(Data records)
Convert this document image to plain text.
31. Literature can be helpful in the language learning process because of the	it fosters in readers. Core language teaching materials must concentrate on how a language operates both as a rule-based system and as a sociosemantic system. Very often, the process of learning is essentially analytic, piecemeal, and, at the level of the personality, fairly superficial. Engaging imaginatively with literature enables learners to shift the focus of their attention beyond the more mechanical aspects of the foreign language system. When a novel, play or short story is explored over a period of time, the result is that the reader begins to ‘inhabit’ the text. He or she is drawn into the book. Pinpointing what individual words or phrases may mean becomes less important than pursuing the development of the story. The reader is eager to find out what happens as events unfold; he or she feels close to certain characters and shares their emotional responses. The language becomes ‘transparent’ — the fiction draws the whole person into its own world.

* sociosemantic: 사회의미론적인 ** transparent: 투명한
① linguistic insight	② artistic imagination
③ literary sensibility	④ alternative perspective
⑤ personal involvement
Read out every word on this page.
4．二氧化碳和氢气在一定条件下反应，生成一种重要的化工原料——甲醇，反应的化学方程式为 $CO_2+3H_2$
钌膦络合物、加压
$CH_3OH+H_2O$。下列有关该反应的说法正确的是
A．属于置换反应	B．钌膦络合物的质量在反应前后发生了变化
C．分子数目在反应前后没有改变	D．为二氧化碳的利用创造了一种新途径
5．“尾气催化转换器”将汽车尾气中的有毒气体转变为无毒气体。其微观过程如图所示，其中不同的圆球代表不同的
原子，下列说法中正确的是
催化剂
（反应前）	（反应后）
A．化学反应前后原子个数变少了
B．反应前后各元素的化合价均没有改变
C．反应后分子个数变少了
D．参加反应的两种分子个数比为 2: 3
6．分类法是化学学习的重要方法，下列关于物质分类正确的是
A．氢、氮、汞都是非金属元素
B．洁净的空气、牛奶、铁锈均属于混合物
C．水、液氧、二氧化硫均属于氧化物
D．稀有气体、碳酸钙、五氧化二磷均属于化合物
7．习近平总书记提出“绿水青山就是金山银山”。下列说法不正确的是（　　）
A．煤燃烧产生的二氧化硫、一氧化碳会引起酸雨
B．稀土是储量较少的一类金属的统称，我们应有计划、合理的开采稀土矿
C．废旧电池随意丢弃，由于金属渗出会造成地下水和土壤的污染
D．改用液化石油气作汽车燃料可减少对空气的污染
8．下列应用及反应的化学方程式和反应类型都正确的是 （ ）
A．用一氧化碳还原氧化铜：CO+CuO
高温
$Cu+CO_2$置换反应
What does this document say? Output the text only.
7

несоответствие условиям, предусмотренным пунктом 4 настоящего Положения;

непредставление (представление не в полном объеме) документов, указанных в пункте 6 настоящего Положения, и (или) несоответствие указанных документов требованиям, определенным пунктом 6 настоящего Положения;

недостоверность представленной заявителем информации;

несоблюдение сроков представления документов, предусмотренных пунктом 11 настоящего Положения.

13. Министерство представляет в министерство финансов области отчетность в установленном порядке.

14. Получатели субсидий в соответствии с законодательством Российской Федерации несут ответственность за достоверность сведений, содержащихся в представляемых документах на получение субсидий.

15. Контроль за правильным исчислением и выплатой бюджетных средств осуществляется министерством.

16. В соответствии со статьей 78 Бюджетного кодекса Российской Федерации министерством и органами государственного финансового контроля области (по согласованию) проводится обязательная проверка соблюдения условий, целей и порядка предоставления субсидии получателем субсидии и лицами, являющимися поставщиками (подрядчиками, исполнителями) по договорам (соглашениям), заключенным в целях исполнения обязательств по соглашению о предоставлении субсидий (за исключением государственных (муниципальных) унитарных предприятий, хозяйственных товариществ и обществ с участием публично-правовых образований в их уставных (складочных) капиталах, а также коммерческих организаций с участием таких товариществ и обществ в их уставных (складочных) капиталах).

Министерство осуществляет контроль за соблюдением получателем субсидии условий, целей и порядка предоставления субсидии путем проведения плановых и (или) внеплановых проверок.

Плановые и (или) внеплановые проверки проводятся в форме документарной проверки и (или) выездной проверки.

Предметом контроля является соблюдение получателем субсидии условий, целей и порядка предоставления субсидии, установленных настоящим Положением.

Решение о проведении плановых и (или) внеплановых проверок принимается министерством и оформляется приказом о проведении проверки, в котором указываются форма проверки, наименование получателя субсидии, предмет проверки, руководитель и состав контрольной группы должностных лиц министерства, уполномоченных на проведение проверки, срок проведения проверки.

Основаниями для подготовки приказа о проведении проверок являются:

PROBLEM STATEMENT: Give back the whole listing exactly as it reads.

WRITTEN ANSWER:
Convert this document image to plain text.
31. Literature can be helpful in the language learning process because of the	it fosters in readers. Core language teaching materials must concentrate on how a language operates both as a rule-based system and as a sociosemantic system. Very often, the process of learning is essentially analytic, piecemeal, and, at the level of the personality, fairly superficial. Engaging imaginatively with literature enables learners to shift the focus of their attention beyond the more mechanical aspects of the foreign language system. When a novel, play or short story is explored over a period of time, the result is that the reader begins to ‘inhabit’ the text. He or she is drawn into the book. Pinpointing what individual words or phrases may mean becomes less important than pursuing the development of the story. The reader is eager to find out what happens as events unfold; he or she feels close to certain characters and shares their emotional responses. The language becomes ‘transparent’ — the fiction draws the whole person into its own world.

* sociosemantic: 사회의미론적인 ** transparent: 투명한
① linguistic insight	② artistic imagination
③ literary sensibility	④ alternative perspective
⑤ personal involvement
Read out every word on this page.
4．二氧化碳和氢气在一定条件下反应，生成一种重要的化工原料——甲醇，反应的化学方程式为 $CO_2+3H_2$
钌膦络合物、加压
$CH_3OH+H_2O$。下列有关该反应的说法正确的是
A．属于置换反应	B．钌膦络合物的质量在反应前后发生了变化
C．分子数目在反应前后没有改变	D．为二氧化碳的利用创造了一种新途径
5．“尾气催化转换器”将汽车尾气中的有毒气体转变为无毒气体。其微观过程如图所示，其中不同的圆球代表不同的
原子，下列说法中正确的是
催化剂
（反应前）	（反应后）
A．化学反应前后原子个数变少了
B．反应前后各元素的化合价均没有改变
C．反应后分子个数变少了
D．参加反应的两种分子个数比为 2: 3
6．分类法是化学学习的重要方法，下列关于物质分类正确的是
A．氢、氮、汞都是非金属元素
B．洁净的空气、牛奶、铁锈均属于混合物
C．水、液氧、二氧化硫均属于氧化物
D．稀有气体、碳酸钙、五氧化二磷均属于化合物
7．习近平总书记提出“绿水青山就是金山银山”。下列说法不正确的是（　　）
A．煤燃烧产生的二氧化硫、一氧化碳会引起酸雨
B．稀土是储量较少的一类金属的统称，我们应有计划、合理的开采稀土矿
C．废旧电池随意丢弃，由于金属渗出会造成地下水和土壤的污染
D．改用液化石油气作汽车燃料可减少对空气的污染
8．下列应用及反应的化学方程式和反应类型都正确的是 （ ）
A．用一氧化碳还原氧化铜：CO+CuO
高温
$Cu+CO_2$置换反应
What does this document say? Output the text only.
7

несоответствие условиям, предусмотренным пунктом 4 настоящего Положения;

непредставление (представление не в полном объеме) документов, указанных в пункте 6 настоящего Положения, и (или) несоответствие указанных документов требованиям, определенным пунктом 6 настоящего Положения;

недостоверность представленной заявителем информации;

несоблюдение сроков представления документов, предусмотренных пунктом 11 настоящего Положения.

13. Министерство представляет в министерство финансов области отчетность в установленном порядке.

14. Получатели субсидий в соответствии с законодательством Российской Федерации несут ответственность за достоверность сведений, содержащихся в представляемых документах на получение субсидий.

15. Контроль за правильным исчислением и выплатой бюджетных средств осуществляется министерством.

16. В соответствии со статьей 78 Бюджетного кодекса Российской Федерации министерством и органами государственного финансового контроля области (по согласованию) проводится обязательная проверка соблюдения условий, целей и порядка предоставления субсидии получателем субсидии и лицами, являющимися поставщиками (подрядчиками, исполнителями) по договорам (соглашениям), заключенным в целях исполнения обязательств по соглашению о предоставлении субсидий (за исключением государственных (муниципальных) унитарных предприятий, хозяйственных товариществ и обществ с участием публично-правовых образований в их уставных (складочных) капиталах, а также коммерческих организаций с участием таких товариществ и обществ в их уставных (складочных) капиталах).

Министерство осуществляет контроль за соблюдением получателем субсидии условий, целей и порядка предоставления субсидии путем проведения плановых и (или) внеплановых проверок.

Плановые и (или) внеплановые проверки проводятся в форме документарной проверки и (или) выездной проверки.

Предметом контроля является соблюдение получателем субсидии условий, целей и порядка предоставления субсидии, установленных настоящим Положением.

Решение о проведении плановых и (или) внеплановых проверок принимается министерством и оформляется приказом о проведении проверки, в котором указываются форма проверки, наименование получателя субсидии, предмет проверки, руководитель и состав контрольной группы должностных лиц министерства, уполномоченных на проведение проверки, срок проведения проверки.

Основаниями для подготовки приказа о проведении проверок являются:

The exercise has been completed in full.